TASK GOAL:
Return all lines that include the string "theo".

— START INPUT ROWS —

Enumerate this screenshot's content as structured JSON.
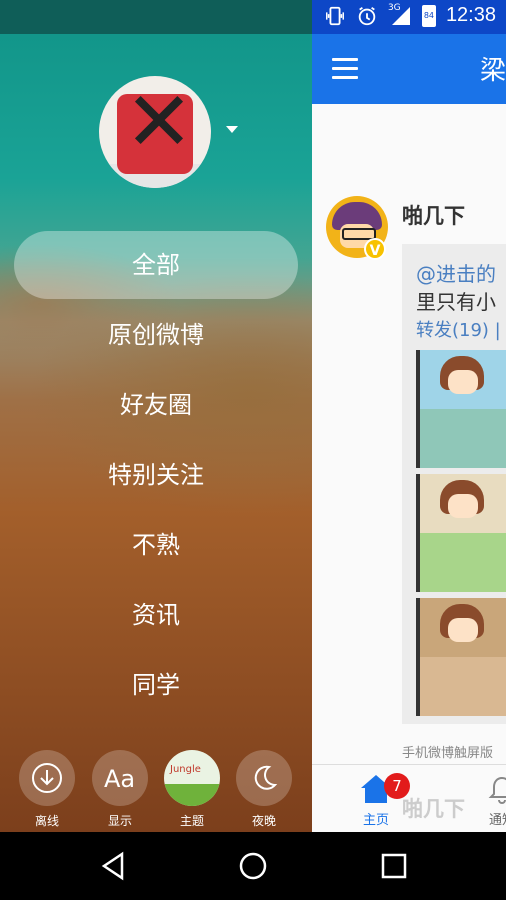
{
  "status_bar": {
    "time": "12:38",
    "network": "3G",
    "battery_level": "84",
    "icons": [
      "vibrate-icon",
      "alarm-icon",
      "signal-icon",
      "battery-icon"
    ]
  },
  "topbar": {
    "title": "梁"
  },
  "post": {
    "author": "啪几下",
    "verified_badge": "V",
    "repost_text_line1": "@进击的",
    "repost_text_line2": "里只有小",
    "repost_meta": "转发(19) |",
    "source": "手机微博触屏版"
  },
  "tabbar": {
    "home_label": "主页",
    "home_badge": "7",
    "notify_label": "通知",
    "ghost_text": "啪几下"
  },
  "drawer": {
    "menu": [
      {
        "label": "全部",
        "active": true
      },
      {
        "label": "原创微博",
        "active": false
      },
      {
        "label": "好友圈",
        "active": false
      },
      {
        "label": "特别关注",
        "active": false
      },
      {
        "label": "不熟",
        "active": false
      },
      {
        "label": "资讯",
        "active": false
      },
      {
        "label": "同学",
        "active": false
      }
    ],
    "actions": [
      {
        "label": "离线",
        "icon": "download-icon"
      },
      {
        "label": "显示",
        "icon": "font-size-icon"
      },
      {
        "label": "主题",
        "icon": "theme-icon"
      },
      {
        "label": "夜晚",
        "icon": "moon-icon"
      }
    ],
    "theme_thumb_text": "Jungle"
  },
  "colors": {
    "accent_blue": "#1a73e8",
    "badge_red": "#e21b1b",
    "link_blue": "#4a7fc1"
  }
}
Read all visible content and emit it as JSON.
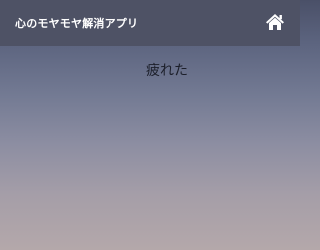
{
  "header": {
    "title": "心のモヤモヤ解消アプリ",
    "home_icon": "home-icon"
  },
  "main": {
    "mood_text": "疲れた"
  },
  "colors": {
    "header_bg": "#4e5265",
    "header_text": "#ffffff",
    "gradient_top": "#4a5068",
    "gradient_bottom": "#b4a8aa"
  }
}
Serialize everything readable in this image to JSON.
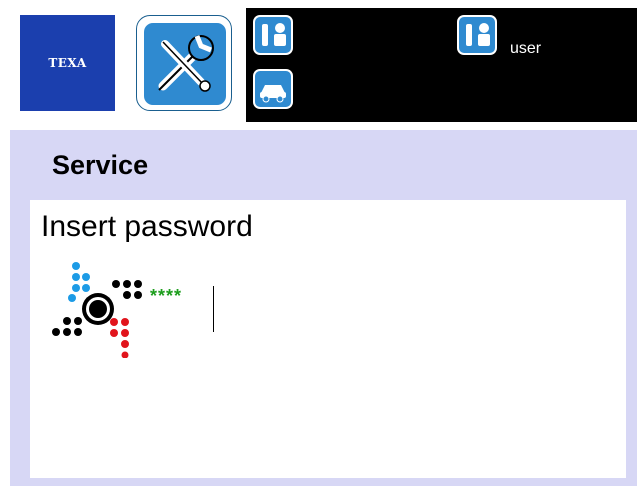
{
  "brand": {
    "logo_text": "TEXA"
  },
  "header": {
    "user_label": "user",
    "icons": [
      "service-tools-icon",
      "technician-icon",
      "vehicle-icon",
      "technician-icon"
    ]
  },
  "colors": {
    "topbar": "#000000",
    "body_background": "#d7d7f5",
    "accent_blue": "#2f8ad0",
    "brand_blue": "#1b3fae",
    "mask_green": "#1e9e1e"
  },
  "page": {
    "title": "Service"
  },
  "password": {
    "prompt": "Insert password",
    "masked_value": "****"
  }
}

— END INPUT ROWS —
— START INPUT ROWS —

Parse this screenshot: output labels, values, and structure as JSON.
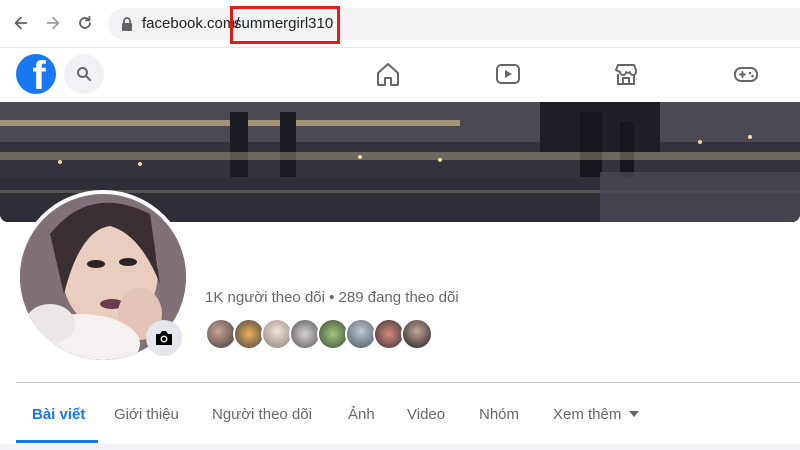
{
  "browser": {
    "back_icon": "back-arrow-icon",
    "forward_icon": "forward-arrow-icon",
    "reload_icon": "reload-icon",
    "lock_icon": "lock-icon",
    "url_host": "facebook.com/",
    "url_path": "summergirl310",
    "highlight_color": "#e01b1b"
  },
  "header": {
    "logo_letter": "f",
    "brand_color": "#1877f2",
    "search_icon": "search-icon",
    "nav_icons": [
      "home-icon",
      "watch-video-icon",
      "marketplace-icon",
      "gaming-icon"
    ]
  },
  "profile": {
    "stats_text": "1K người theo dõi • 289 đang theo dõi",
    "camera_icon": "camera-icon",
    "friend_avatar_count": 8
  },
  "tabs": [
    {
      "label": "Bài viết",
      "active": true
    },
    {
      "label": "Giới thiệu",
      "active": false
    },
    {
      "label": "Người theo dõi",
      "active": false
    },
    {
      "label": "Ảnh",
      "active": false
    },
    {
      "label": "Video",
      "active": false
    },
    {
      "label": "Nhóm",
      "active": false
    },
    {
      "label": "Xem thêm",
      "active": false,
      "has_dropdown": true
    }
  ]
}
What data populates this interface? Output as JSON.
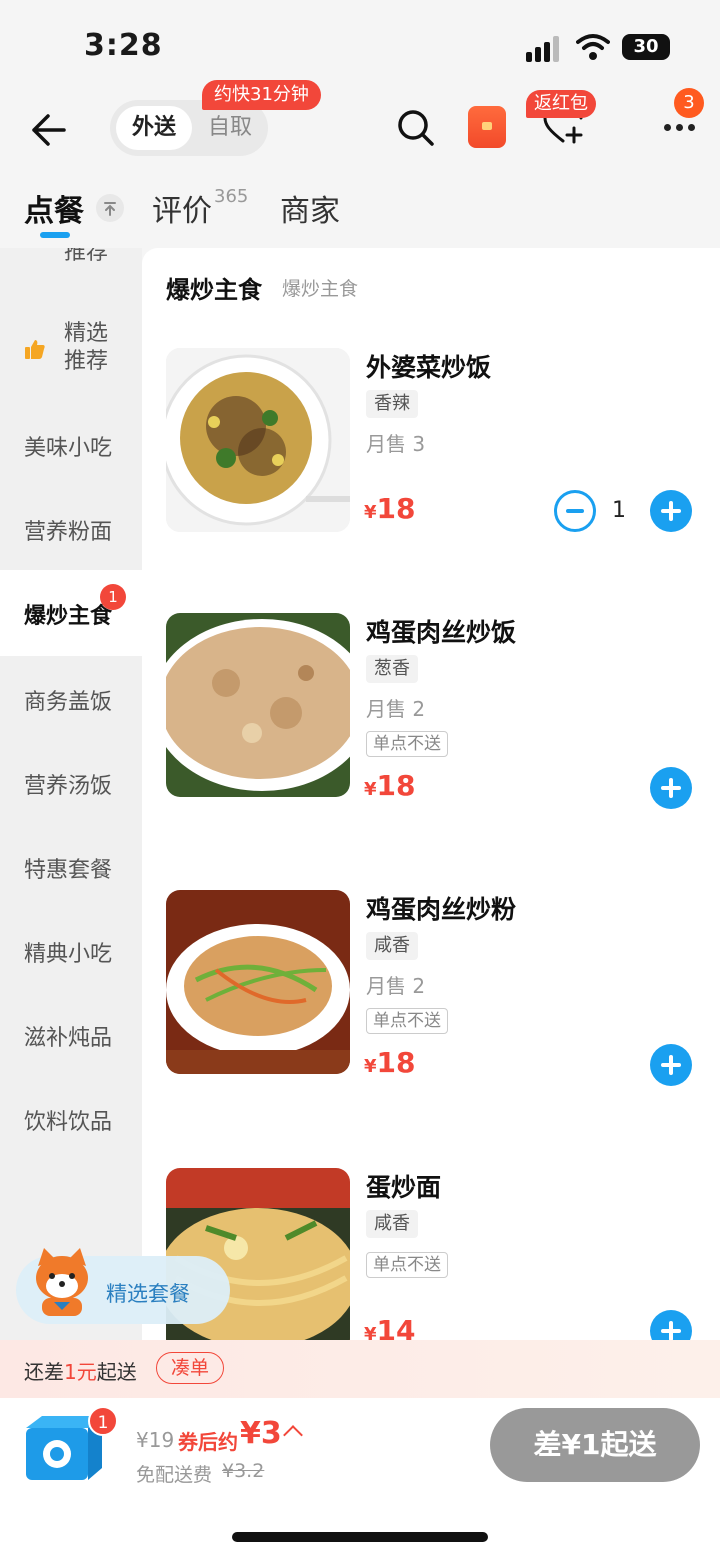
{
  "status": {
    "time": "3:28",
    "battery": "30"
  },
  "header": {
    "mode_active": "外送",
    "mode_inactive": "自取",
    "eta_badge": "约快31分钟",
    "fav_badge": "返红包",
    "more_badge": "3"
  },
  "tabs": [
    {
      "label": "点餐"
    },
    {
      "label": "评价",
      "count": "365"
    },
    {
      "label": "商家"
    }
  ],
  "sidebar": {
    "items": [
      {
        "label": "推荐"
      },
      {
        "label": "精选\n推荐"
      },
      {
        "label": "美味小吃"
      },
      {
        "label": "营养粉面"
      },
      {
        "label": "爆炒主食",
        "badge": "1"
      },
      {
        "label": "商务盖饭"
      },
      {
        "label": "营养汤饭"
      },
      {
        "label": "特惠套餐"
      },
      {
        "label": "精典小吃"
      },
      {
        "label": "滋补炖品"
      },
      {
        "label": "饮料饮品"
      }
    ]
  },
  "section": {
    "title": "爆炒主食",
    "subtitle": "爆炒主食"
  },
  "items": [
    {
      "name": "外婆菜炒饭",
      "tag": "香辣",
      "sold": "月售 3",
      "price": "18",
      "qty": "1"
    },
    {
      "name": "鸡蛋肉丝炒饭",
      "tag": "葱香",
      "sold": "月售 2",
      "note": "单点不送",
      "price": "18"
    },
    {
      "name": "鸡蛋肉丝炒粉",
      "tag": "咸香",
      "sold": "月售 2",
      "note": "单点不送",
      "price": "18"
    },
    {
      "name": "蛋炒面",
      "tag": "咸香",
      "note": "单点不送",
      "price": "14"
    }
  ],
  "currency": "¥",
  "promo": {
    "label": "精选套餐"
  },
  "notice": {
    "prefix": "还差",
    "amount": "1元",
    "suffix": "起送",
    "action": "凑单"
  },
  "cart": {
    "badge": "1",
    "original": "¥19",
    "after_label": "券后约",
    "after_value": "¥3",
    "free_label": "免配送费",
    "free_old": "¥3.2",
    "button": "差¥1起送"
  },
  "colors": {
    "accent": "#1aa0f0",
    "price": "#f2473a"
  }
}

— END INPUT ROWS —
— START INPUT ROWS —

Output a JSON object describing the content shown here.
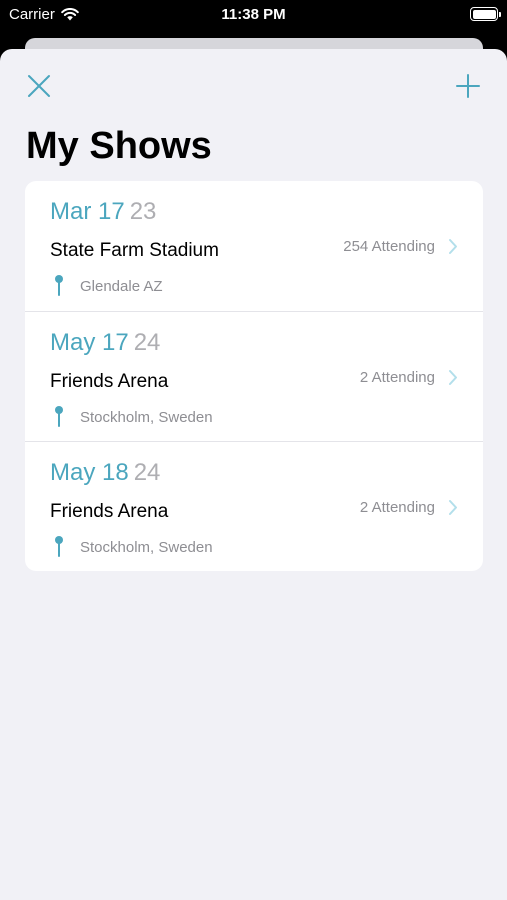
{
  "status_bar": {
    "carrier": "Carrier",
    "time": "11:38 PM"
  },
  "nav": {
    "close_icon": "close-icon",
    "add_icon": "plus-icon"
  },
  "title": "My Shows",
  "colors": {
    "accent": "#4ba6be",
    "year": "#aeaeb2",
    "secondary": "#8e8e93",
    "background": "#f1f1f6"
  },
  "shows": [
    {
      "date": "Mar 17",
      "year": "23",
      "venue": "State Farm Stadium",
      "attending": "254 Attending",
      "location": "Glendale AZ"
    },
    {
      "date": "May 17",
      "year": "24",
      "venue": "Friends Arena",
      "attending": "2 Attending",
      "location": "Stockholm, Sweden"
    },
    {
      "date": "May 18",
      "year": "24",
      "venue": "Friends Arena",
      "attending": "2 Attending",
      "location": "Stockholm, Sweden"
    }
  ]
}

— END INPUT ROWS —

COMPLETED EXERCISE:
    "stats_text": "1K người theo dõi • 289 đang theo dõi",
      "label": "Người theo dõi",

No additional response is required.